[Records from a dataset]
------------------------------------------------------------

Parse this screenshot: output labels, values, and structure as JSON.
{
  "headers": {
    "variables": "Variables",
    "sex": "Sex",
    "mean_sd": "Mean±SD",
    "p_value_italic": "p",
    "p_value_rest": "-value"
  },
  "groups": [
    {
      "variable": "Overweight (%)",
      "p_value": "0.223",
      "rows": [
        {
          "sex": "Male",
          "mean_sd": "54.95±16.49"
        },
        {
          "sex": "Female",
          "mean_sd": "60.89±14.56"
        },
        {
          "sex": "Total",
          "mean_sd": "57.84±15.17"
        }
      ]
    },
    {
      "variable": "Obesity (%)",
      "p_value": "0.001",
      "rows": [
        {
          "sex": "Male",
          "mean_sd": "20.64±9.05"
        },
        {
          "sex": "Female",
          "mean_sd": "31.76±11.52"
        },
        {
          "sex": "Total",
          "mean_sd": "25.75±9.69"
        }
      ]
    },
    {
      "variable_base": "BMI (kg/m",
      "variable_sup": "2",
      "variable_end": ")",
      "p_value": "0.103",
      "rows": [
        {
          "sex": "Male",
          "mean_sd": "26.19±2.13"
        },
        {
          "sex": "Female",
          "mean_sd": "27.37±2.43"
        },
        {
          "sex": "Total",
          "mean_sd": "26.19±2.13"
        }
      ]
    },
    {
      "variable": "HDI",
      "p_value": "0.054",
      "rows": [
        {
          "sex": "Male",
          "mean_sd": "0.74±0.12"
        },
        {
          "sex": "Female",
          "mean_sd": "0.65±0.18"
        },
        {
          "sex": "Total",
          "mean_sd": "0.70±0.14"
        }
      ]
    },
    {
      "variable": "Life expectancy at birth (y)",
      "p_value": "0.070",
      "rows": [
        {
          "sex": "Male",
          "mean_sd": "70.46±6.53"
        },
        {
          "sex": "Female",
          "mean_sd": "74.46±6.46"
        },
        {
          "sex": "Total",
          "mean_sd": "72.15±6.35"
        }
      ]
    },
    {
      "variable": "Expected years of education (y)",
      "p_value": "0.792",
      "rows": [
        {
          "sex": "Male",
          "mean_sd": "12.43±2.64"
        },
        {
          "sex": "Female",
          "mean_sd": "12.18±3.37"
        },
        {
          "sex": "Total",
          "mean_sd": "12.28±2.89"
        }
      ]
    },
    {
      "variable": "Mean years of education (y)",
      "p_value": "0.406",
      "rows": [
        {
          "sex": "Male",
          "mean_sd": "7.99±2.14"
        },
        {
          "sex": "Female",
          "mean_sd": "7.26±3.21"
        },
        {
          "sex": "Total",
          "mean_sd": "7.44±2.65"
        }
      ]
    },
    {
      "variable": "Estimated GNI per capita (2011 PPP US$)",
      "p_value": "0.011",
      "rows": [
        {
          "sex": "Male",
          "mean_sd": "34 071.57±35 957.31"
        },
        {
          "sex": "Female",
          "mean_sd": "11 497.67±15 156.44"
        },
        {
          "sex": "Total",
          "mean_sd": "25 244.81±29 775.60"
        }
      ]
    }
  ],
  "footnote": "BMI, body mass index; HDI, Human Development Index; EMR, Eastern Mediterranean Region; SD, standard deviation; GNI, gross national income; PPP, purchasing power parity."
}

------------------------------------------------------------

Directions:
Your task is to gather every line with the word "education" and copy it.

Finished answer:
      "variable": "Expected years of education (y)",
      "variable": "Mean years of education (y)",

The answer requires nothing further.